* [THE REQUEST]:
In the listing below, locate the lines that hold "only" and copy them.

######

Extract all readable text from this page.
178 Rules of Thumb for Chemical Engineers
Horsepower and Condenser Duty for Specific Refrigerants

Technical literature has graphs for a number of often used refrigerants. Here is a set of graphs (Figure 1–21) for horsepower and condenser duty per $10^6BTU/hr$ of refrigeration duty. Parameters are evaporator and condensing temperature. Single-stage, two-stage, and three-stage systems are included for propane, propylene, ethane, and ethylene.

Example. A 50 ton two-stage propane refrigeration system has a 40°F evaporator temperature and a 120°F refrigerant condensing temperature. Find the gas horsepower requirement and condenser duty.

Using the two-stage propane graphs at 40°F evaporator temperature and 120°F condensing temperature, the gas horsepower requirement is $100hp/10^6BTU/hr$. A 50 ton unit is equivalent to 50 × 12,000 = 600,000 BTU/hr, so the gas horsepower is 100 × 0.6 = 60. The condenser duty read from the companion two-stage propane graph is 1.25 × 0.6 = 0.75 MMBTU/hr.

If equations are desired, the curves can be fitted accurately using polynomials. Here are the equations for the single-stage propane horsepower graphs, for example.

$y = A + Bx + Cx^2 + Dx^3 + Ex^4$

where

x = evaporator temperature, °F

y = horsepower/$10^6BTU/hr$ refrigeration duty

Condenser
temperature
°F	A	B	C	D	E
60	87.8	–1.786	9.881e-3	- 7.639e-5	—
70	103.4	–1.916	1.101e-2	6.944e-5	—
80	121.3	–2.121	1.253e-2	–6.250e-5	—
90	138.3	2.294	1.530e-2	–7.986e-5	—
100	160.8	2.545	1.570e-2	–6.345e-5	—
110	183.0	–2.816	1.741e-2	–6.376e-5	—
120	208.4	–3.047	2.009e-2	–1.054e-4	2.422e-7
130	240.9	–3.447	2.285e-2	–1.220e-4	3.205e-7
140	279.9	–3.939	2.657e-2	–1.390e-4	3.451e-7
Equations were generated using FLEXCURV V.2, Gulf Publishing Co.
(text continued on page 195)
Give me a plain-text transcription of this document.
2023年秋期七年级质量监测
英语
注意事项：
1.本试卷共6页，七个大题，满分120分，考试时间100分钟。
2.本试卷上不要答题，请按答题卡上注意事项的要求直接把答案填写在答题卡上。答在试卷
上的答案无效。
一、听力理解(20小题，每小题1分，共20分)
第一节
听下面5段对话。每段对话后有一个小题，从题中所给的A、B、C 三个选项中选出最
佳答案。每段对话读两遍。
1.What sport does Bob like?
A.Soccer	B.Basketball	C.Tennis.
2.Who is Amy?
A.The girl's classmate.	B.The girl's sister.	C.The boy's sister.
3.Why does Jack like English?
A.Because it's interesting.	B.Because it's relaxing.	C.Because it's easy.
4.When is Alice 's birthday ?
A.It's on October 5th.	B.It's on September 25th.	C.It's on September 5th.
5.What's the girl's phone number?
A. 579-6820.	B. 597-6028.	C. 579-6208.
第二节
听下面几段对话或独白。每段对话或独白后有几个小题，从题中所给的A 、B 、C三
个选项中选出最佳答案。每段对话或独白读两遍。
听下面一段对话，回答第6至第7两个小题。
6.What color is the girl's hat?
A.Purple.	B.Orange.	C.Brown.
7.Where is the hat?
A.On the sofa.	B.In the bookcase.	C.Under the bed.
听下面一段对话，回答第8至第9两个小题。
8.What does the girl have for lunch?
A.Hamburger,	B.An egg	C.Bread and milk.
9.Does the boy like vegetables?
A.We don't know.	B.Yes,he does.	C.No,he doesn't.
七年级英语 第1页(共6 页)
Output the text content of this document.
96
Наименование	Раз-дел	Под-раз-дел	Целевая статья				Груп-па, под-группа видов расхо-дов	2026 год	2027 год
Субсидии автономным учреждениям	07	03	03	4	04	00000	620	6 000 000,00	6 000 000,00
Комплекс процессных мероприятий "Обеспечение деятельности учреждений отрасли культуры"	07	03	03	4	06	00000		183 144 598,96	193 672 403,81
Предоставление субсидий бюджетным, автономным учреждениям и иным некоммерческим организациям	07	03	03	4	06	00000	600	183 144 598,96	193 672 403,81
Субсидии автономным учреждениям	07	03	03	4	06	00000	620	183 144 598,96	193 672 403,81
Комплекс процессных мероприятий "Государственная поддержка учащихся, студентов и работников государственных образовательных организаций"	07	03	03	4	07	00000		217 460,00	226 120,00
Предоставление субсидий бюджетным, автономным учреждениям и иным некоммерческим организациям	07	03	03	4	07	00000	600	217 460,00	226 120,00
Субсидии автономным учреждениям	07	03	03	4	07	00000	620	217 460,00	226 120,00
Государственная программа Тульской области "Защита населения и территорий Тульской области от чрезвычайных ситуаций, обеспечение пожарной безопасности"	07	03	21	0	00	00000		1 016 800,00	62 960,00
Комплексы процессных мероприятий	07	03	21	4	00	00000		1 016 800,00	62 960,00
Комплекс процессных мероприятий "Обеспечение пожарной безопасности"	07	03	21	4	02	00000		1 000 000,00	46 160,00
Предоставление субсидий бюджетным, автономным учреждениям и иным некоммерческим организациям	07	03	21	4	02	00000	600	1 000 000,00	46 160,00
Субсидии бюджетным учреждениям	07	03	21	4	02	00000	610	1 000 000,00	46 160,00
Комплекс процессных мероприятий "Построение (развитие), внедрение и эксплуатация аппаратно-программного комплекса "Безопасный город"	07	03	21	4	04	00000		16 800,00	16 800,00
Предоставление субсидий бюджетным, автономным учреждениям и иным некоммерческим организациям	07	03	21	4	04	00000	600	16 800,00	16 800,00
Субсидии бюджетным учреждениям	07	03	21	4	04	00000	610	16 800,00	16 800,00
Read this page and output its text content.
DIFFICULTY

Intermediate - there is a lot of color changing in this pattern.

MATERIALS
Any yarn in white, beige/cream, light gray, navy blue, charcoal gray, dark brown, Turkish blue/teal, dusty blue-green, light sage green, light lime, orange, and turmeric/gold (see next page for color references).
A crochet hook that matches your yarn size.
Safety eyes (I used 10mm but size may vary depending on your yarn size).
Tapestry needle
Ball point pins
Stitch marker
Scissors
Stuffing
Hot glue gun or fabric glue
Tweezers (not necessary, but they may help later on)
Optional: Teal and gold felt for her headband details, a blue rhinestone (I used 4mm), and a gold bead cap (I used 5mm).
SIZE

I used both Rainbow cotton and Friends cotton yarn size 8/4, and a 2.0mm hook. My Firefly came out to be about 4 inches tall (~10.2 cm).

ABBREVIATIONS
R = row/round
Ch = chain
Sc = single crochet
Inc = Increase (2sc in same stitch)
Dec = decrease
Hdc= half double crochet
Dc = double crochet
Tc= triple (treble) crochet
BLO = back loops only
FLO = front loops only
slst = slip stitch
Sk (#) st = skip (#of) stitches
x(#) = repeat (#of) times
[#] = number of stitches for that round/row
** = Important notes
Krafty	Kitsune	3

######

* [RESULT]:
BLO = back loops only
FLO = front loops only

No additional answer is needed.